**What to work on**. Pick out all lines in the listing holding the string "quân" and copy them.
- - -
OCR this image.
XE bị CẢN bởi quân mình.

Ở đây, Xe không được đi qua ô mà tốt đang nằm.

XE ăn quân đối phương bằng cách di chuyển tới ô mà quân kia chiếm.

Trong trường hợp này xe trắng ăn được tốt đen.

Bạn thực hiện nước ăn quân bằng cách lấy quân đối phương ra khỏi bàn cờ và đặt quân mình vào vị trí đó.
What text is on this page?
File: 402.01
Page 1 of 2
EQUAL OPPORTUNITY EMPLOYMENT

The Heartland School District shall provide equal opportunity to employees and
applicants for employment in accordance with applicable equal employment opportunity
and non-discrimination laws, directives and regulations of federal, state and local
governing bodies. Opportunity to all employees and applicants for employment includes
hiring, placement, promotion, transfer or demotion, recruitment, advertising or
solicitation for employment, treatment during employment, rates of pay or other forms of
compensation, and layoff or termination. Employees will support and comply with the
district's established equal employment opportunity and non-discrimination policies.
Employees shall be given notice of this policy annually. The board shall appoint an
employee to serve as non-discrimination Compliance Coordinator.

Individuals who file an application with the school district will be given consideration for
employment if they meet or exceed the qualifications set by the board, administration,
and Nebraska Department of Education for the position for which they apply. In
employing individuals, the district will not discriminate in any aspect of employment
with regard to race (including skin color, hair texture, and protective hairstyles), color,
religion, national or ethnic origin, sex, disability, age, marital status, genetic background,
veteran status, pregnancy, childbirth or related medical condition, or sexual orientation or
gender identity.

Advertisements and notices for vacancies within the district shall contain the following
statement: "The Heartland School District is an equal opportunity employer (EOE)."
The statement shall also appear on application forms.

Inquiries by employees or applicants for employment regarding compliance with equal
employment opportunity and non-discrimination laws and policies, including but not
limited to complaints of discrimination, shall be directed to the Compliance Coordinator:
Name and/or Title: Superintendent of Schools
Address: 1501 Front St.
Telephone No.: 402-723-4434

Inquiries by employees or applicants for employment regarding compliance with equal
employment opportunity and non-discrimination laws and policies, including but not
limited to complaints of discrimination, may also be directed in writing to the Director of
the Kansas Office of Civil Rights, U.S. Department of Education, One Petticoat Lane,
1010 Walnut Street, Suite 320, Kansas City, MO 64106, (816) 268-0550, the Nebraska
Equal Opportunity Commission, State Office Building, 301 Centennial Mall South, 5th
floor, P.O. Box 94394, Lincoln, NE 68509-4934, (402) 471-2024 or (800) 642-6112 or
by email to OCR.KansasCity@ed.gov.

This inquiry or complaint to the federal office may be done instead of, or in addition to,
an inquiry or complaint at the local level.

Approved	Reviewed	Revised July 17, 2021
- - -
**Output for this exercise**.
XE bị CẢN bởi quân mình.
XE ăn quân đối phương bằng cách di chuyển tới ô mà quân kia chiếm.
Bạn thực hiện nước ăn quân bằng cách lấy quân đối phương ra khỏi bàn cờ và đặt quân mình vào vị trí đó.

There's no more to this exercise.